*Exercise input*:
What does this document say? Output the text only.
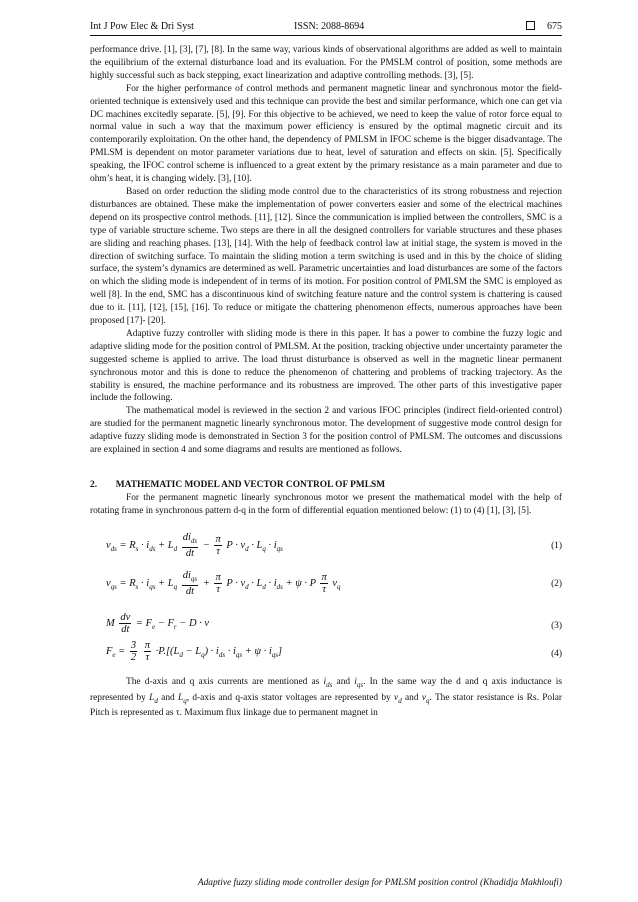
Int J Pow Elec & Dri Syst	ISSN: 2088-8694	675

performance drive. [1], [3], [7], [8]. In the same way, various kinds of observational algorithms are added as well to maintain the equilibrium of the external disturbance load and its evaluation. For the PMSLM control of position, some methods are highly successful such as back stepping, exact linearization and adaptive controlling methods. [3], [5].

For the higher performance of control methods and permanent magnetic linear and synchronous motor the field-oriented technique is extensively used and this technique can provide the best and similar performance, which one can get via DC machines excitedly separate. [5], [9]. For this objective to be achieved, we need to keep the value of rotor force equal to normal value in such a way that the maximum power efficiency is ensured by the optimal magnetic circuit and its contemporarily exploitation. On the other hand, the dependency of PMLSM in IFOC scheme is the bigger disadvantage. The PMLSM is dependent on motor parameter variations due to heat, level of saturation and effects on skin. [5]. Specifically speaking, the IFOC control scheme is influenced to a great extent by the primary resistance as a main parameter and due to ohm’s heat, it is changing widely. [3], [10].

Based on order reduction the sliding mode control due to the characteristics of its strong robustness and rejection disturbances are obtained. These make the implementation of power converters easier and some of the electrical machines depend on its prospective control methods. [11], [12]. Since the communication is implied between the controllers, SMC is a type of variable structure scheme. Two steps are there in all the designed controllers for variable structures and these phases are sliding and reaching phases. [13], [14]. With the help of feedback control law at initial stage, the system is moved in the direction of switching surface. To maintain the sliding motion a term switching is used and in this by the choice of sliding surface, the system’s dynamics are determined as well. Parametric uncertainties and load disturbances are some of the factors on which the sliding mode is independent of in terms of its motion. For position control of PMLSM the SMC is employed as well [8]. In the end, SMC has a discontinuous kind of switching feature nature and the control system is chattering is caused due to it. [11], [12], [15], [16]. To reduce or mitigate the chattering phenomenon effects, numerous approaches have been proposed [17]- [20].

Adaptive fuzzy controller with sliding mode is there in this paper. It has a power to combine the fuzzy logic and adaptive sliding mode for the position control of PMLSM. At the position, tracking objective under uncertainty parameter the suggested scheme is applied to arrive. The load thrust disturbance is observed as well in the magnetic linear permanent synchronous motor and this is done to reduce the phenomenon of chattering and problems of tracking trajectory. As the stability is ensured, the machine performance and its robustness are improved. The other parts of this investigative paper include the following.

The mathematical model is reviewed in the section 2 and various IFOC principles (indirect field-oriented control) are studied for the permanent magnetic linearly synchronous motor. The development of suggestive mode control design for adaptive fuzzy sliding mode is demonstrated in Section 3 for the position control of PMLSM. The outcomes and discussions are explained in section 4 and some diagrams and results are mentioned as follows.

2.  MATHEMATIC MODEL AND VECTOR CONTROL OF PMLSM

For the permanent magnetic linearly synchronous motor we present the mathematical model with the help of rotating frame in synchronous pattern d-q in the form of differential equation mentioned below: (1) to (4) [1], [3], [5].

$v_{ds} = R_s \cdot i_{ds} + L_d \frac{di_{ds}}{dt} - \frac{\pi}{\tau}$ $P \cdot v_d \cdot L_q \cdot i_{qs}$	(1)
$v_{qs} = R_s \cdot i_{qs} + L_q \frac{di_{qs}}{dt} + \frac{\pi}{\tau}$ $P \cdot v_d \cdot L_d \cdot i_{ds} + \psi \cdot P \frac{\pi}{\tau} v_q$	(2)
M $\frac{dv}{dt} = F_e - F_r - D \cdot v$	(3)
$F_e = \frac{3}{2}$
$\frac{\pi}{\tau} \cdot P.[(L_d - L_q) \cdot i_{ds} \cdot i_{qs} + \psi \cdot i_{qs}]$	(4)

The d-axis and q axis currents are mentioned as $i_{ds}$ and $i_{qs}$. In the same way the d and q axis inductance is represented by $L_d$ and $L_q$, d-axis and q-axis stator voltages are represented by $v_d$ and $v_q$. The stator resistance is Rs. Polar Pitch is represented as τ. Maximum flux linkage due to permanent magnet in

Adaptive fuzzy sliding mode controller design for PMLSM position control (Khadidja Makhloufi)
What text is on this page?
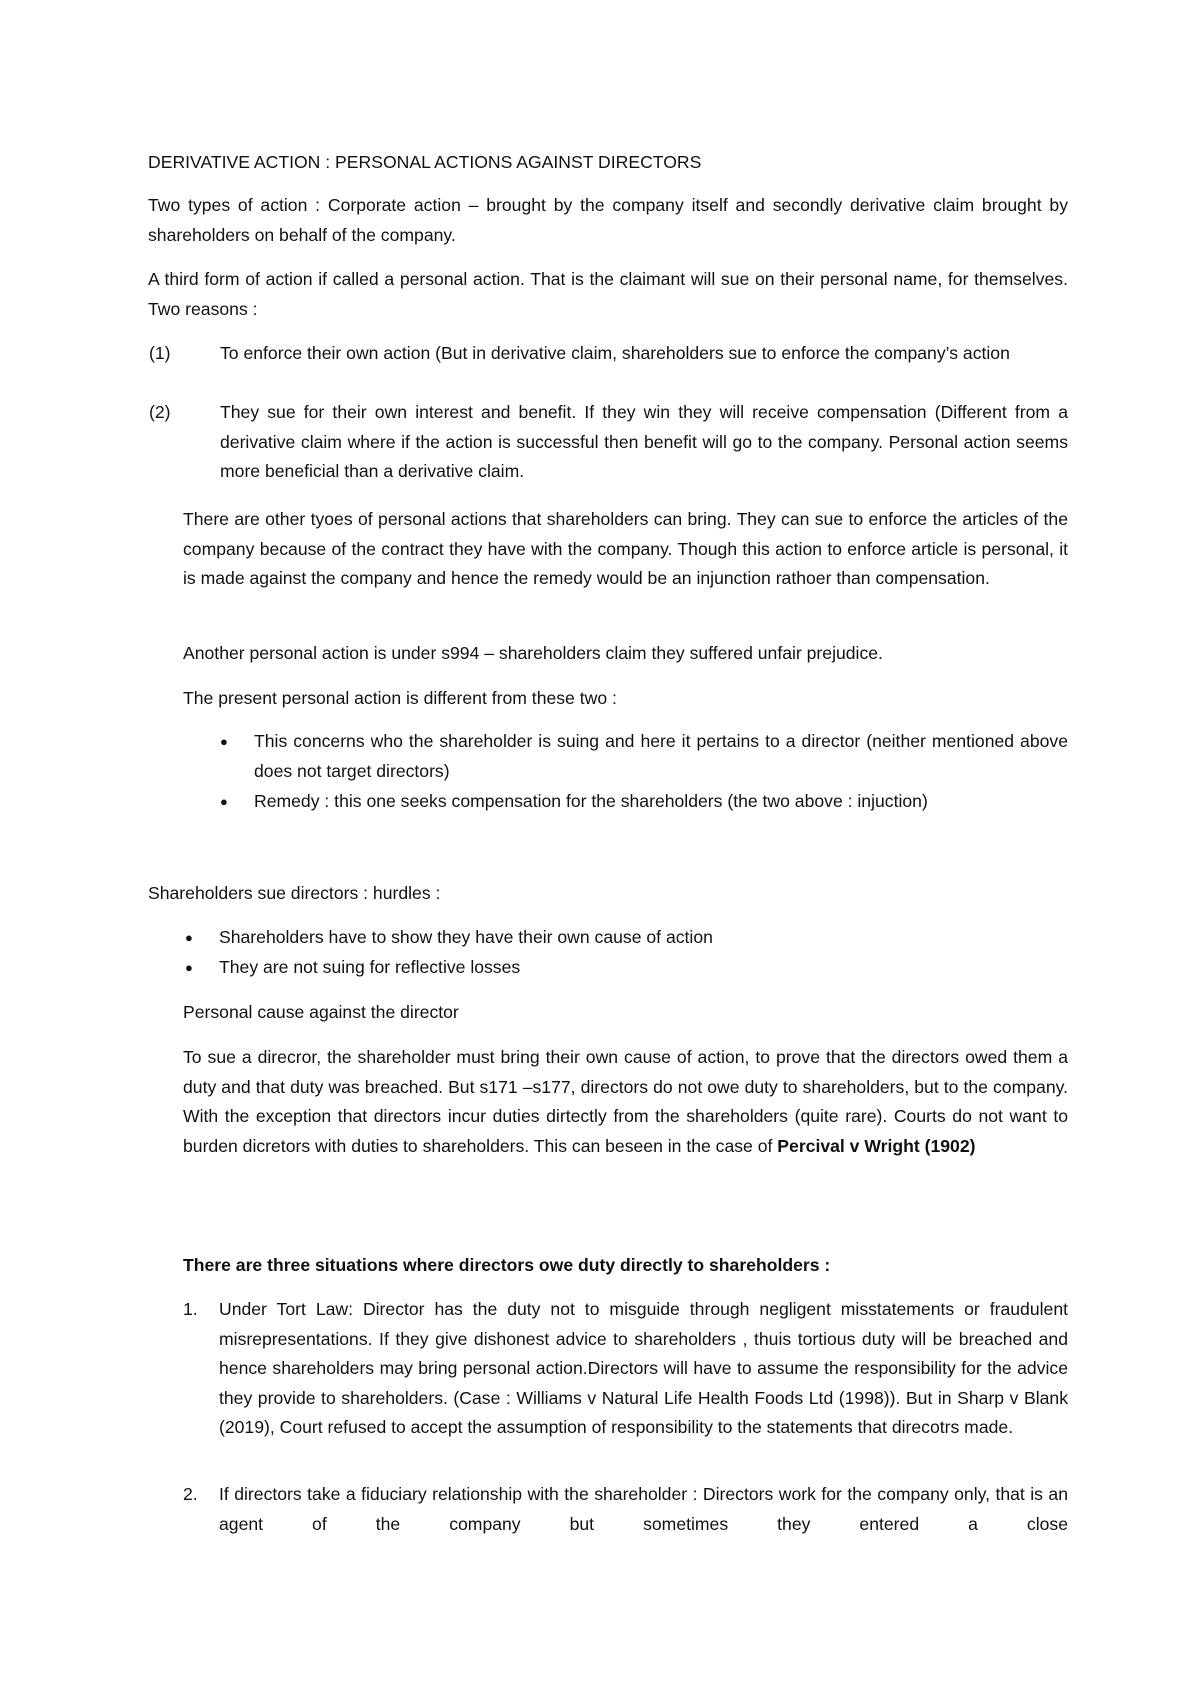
DERIVATIVE ACTION : PERSONAL ACTIONS AGAINST DIRECTORS

Two types of action : Corporate action – brought by the company itself and secondly derivative claim brought by shareholders on behalf of the company.

A third form of action if called a personal action. That is the claimant will sue on their personal name, for themselves. Two reasons :

(1)	To enforce their own action (But in derivative claim, shareholders sue to enforce the company’s action

(2)	They sue for their own interest and benefit. If they win they will receive compensation (Different from a derivative claim where if the action is successful then benefit will go to the company. Personal action seems more beneficial than a derivative claim.

There are other tyoes of personal actions that shareholders can bring. They can sue to enforce the articles of the company because of the contract they have with the company. Though this action to enforce article is personal, it is made against the company and hence the remedy would be an injunction rathoer than compensation.

Another personal action is under s994 – shareholders claim they suffered unfair prejudice.

The present personal action is different from these two :

● This concerns who the shareholder is suing and here it pertains to a director (neither mentioned above does not target directors)

● Remedy : this one seeks compensation for the shareholders (the two above : injuction)

Shareholders sue directors : hurdles :

● Shareholders have to show they have their own cause of action

● They are not suing for reflective losses

Personal cause against the director

To sue a direcror, the shareholder must bring their own cause of action, to prove that the directors owed them a duty and that duty was breached. But s171 –s177, directors do not owe duty to shareholders, but to the company. With the exception that directors incur duties dirtectly from the shareholders (quite rare). Courts do not want to burden dicretors with duties to shareholders. This can beseen in the case of Percival v Wright (1902)

There are three situations where directors owe duty directly to shareholders :

1. Under Tort Law: Director has the duty not to misguide through negligent misstatements or fraudulent misrepresentations. If they give dishonest advice to shareholders , thuis tortious duty will be breached and hence shareholders may bring personal action.Directors will have to assume the responsibility for the advice they provide to shareholders. (Case : Williams v Natural Life Health Foods Ltd (1998)). But in Sharp v Blank (2019), Court refused to accept the assumption of responsibility to the statements that direcotrs made.

2. If directors take a fiduciary relationship with the shareholder : Directors work for the company only, that is an agent of the company but sometimes they entered a close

*Task*: Which lines above contain the word "enforce"? Copy each of them.

*Worked answer*:
(1)	To enforce their own action (But in derivative claim, shareholders sue to enforce the company’s action
There are other tyoes of personal actions that shareholders can bring. They can sue to enforce the articles of the company because of the contract they have with the company. Though this action to enforce article is personal, it is made against the company and hence the remedy would be an injunction rathoer than compensation.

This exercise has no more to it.